━━ DATA EXTRACT ━━
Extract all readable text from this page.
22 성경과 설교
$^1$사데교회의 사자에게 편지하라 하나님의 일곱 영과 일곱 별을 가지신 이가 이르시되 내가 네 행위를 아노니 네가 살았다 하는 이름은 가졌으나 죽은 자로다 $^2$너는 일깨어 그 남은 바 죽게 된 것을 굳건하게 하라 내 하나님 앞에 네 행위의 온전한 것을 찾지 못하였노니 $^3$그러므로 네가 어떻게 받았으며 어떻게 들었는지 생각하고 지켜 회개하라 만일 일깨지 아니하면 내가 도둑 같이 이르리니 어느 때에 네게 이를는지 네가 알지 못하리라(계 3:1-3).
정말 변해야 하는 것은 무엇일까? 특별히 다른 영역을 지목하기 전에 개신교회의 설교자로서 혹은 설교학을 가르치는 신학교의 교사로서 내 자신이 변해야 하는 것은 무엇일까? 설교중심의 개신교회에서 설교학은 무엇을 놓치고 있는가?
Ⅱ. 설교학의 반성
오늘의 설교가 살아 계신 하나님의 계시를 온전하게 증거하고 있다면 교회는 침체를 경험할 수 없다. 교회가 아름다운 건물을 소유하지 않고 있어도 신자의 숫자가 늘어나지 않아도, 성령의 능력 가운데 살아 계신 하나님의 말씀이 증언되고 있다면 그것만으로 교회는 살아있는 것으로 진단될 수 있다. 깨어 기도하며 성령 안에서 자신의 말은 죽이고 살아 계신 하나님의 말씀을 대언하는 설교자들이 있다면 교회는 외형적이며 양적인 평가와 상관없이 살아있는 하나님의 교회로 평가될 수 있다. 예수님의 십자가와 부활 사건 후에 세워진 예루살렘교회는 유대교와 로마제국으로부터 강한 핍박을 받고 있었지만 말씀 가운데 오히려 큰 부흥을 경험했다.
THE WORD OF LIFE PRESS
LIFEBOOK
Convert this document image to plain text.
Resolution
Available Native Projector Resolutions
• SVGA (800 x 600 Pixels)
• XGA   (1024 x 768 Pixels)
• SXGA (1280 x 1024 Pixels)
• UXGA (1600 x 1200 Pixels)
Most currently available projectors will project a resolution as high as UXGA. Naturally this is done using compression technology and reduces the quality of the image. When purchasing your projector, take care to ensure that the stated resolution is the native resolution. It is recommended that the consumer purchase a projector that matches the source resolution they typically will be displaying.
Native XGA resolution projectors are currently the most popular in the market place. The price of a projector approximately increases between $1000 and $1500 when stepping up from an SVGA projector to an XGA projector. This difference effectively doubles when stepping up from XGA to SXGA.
━━━
AIM: Exactly and only the lines from the line containing "Convert this document image to plain text." through the last line of the entries should be copied, both ends included.

TASK ANSWER:
Convert this document image to plain text.
Resolution
Available Native Projector Resolutions
• SVGA (800 x 600 Pixels)
• XGA   (1024 x 768 Pixels)
• SXGA (1280 x 1024 Pixels)
• UXGA (1600 x 1200 Pixels)
Most currently available projectors will project a resolution as high as UXGA. Naturally this is done using compression technology and reduces the quality of the image. When purchasing your projector, take care to ensure that the stated resolution is the native resolution. It is recommended that the consumer purchase a projector that matches the source resolution they typically will be displaying.
Native XGA resolution projectors are currently the most popular in the market place. The price of a projector approximately increases between $1000 and $1500 when stepping up from an SVGA projector to an XGA projector. This difference effectively doubles when stepping up from XGA to SXGA.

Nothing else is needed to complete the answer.